* START Exercise inputs *

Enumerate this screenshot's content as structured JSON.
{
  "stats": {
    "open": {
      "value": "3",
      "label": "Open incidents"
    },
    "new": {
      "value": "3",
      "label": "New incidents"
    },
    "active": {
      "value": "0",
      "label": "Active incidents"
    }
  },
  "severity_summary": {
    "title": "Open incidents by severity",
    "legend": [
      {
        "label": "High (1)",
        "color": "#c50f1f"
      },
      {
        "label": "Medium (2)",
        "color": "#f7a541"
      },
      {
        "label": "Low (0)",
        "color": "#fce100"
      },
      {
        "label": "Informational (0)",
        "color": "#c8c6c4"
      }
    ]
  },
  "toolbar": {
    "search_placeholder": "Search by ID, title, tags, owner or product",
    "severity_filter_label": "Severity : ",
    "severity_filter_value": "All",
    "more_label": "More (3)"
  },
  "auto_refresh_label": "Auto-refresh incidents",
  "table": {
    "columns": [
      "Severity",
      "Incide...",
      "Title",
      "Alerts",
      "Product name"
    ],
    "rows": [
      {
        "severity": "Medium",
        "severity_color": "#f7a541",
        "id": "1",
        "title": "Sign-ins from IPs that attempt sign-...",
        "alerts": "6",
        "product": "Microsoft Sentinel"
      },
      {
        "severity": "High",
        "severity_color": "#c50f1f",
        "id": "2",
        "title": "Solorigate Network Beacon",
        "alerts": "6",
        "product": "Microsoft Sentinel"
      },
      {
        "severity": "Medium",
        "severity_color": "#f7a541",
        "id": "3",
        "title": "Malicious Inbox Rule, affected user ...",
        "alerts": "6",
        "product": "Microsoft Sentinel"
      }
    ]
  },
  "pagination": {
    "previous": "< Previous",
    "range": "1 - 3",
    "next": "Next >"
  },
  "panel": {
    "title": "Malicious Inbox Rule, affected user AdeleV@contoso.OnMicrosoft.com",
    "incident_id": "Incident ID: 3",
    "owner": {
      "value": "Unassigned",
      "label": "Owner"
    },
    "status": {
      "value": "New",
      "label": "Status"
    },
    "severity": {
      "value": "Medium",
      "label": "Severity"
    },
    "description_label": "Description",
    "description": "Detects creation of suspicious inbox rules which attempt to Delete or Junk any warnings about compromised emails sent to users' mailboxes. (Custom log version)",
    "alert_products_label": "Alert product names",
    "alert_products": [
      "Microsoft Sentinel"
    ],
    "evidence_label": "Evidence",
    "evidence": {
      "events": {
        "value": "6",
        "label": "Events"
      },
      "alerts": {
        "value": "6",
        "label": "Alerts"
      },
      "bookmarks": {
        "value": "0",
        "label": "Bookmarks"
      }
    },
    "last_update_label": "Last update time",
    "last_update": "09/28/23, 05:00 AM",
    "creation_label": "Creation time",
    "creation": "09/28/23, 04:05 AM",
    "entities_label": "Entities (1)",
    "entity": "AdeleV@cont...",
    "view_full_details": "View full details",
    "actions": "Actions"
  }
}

* END Exercise inputs *

§ **Goal**:
Lines containing the word "Malicious" must all be returned from the material above.

§ **Output**:
        "title": "Malicious Inbox Rule, affected user ...",
    "title": "Malicious Inbox Rule, affected user AdeleV@contoso.OnMicrosoft.com",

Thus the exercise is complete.